## Task objective
Below are some records; reproduce every one of them exactly.
--- --- ---
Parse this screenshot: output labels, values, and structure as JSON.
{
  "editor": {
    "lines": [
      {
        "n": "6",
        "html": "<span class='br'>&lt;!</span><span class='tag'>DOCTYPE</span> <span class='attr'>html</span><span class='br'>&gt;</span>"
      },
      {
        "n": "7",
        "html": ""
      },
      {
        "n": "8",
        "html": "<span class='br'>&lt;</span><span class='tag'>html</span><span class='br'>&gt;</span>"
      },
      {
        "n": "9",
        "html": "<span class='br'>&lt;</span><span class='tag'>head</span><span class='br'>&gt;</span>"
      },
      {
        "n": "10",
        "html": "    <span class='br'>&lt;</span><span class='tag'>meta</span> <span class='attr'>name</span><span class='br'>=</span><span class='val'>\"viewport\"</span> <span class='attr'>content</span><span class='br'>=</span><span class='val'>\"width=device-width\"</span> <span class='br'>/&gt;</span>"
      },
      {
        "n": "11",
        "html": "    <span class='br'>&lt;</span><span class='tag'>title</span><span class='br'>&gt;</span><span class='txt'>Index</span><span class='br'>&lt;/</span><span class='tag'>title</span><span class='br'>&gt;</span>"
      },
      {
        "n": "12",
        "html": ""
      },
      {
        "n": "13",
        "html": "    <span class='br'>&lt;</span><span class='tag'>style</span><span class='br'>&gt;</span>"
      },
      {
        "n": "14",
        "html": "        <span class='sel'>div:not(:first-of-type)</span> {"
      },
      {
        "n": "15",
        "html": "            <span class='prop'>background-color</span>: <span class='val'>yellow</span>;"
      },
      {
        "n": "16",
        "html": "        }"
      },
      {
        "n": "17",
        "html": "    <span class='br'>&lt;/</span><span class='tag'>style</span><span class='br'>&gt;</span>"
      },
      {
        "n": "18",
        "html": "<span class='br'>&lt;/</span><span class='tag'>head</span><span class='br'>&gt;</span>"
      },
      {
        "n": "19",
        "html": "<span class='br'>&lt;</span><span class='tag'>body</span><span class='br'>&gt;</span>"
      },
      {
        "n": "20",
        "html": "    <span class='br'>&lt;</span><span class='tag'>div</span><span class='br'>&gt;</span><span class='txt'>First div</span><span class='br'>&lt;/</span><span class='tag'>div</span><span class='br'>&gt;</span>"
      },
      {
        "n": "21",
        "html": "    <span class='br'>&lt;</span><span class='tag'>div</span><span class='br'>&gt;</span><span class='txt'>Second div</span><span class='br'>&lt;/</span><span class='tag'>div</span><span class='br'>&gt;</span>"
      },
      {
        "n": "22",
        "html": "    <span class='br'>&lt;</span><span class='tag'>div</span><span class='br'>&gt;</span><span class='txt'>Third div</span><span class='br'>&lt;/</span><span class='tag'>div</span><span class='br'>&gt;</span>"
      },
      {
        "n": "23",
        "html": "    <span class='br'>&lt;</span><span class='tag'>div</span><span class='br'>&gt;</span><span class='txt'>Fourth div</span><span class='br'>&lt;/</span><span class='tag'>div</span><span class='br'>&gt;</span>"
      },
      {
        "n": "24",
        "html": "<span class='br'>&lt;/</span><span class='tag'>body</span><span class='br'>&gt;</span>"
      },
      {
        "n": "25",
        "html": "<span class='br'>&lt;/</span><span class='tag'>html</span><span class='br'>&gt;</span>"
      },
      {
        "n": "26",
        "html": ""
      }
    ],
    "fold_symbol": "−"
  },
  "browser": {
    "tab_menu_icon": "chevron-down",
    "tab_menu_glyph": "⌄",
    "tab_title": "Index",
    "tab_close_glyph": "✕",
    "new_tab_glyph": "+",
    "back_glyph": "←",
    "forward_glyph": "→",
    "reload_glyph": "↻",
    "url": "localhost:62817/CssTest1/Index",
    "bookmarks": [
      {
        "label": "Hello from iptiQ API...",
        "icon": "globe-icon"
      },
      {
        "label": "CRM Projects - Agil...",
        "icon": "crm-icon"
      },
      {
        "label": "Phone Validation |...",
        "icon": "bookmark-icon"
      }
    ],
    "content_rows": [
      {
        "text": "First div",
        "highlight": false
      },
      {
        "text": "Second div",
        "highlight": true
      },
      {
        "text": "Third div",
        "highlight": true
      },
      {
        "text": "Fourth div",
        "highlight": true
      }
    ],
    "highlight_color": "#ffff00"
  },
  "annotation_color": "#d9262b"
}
--- --- ---
## The completed task
Parse this screenshot: output labels, values, and structure as JSON.
{
  "editor": {
    "lines": [
      {
        "n": "6",
        "html": "<span class='br'>&lt;!</span><span class='tag'>DOCTYPE</span> <span class='attr'>html</span><span class='br'>&gt;</span>"
      },
      {
        "n": "7",
        "html": ""
      },
      {
        "n": "8",
        "html": "<span class='br'>&lt;</span><span class='tag'>html</span><span class='br'>&gt;</span>"
      },
      {
        "n": "9",
        "html": "<span class='br'>&lt;</span><span class='tag'>head</span><span class='br'>&gt;</span>"
      },
      {
        "n": "10",
        "html": "    <span class='br'>&lt;</span><span class='tag'>meta</span> <span class='attr'>name</span><span class='br'>=</span><span class='val'>\"viewport\"</span> <span class='attr'>content</span><span class='br'>=</span><span class='val'>\"width=device-width\"</span> <span class='br'>/&gt;</span>"
      },
      {
        "n": "11",
        "html": "    <span class='br'>&lt;</span><span class='tag'>title</span><span class='br'>&gt;</span><span class='txt'>Index</span><span class='br'>&lt;/</span><span class='tag'>title</span><span class='br'>&gt;</span>"
      },
      {
        "n": "12",
        "html": ""
      },
      {
        "n": "13",
        "html": "    <span class='br'>&lt;</span><span class='tag'>style</span><span class='br'>&gt;</span>"
      },
      {
        "n": "14",
        "html": "        <span class='sel'>div:not(:first-of-type)</span> {"
      },
      {
        "n": "15",
        "html": "            <span class='prop'>background-color</span>: <span class='val'>yellow</span>;"
      },
      {
        "n": "16",
        "html": "        }"
      },
      {
        "n": "17",
        "html": "    <span class='br'>&lt;/</span><span class='tag'>style</span><span class='br'>&gt;</span>"
      },
      {
        "n": "18",
        "html": "<span class='br'>&lt;/</span><span class='tag'>head</span><span class='br'>&gt;</span>"
      },
      {
        "n": "19",
        "html": "<span class='br'>&lt;</span><span class='tag'>body</span><span class='br'>&gt;</span>"
      },
      {
        "n": "20",
        "html": "    <span class='br'>&lt;</span><span class='tag'>div</span><span class='br'>&gt;</span><span class='txt'>First div</span><span class='br'>&lt;/</span><span class='tag'>div</span><span class='br'>&gt;</span>"
      },
      {
        "n": "21",
        "html": "    <span class='br'>&lt;</span><span class='tag'>div</span><span class='br'>&gt;</span><span class='txt'>Second div</span><span class='br'>&lt;/</span><span class='tag'>div</span><span class='br'>&gt;</span>"
      },
      {
        "n": "22",
        "html": "    <span class='br'>&lt;</span><span class='tag'>div</span><span class='br'>&gt;</span><span class='txt'>Third div</span><span class='br'>&lt;/</span><span class='tag'>div</span><span class='br'>&gt;</span>"
      },
      {
        "n": "23",
        "html": "    <span class='br'>&lt;</span><span class='tag'>div</span><span class='br'>&gt;</span><span class='txt'>Fourth div</span><span class='br'>&lt;/</span><span class='tag'>div</span><span class='br'>&gt;</span>"
      },
      {
        "n": "24",
        "html": "<span class='br'>&lt;/</span><span class='tag'>body</span><span class='br'>&gt;</span>"
      },
      {
        "n": "25",
        "html": "<span class='br'>&lt;/</span><span class='tag'>html</span><span class='br'>&gt;</span>"
      },
      {
        "n": "26",
        "html": ""
      }
    ],
    "fold_symbol": "−"
  },
  "browser": {
    "tab_menu_icon": "chevron-down",
    "tab_menu_glyph": "⌄",
    "tab_title": "Index",
    "tab_close_glyph": "✕",
    "new_tab_glyph": "+",
    "back_glyph": "←",
    "forward_glyph": "→",
    "reload_glyph": "↻",
    "url": "localhost:62817/CssTest1/Index",
    "bookmarks": [
      {
        "label": "Hello from iptiQ API...",
        "icon": "globe-icon"
      },
      {
        "label": "CRM Projects - Agil...",
        "icon": "crm-icon"
      },
      {
        "label": "Phone Validation |...",
        "icon": "bookmark-icon"
      }
    ],
    "content_rows": [
      {
        "text": "First div",
        "highlight": false
      },
      {
        "text": "Second div",
        "highlight": true
      },
      {
        "text": "Third div",
        "highlight": true
      },
      {
        "text": "Fourth div",
        "highlight": true
      }
    ],
    "highlight_color": "#ffff00"
  },
  "annotation_color": "#d9262b"
}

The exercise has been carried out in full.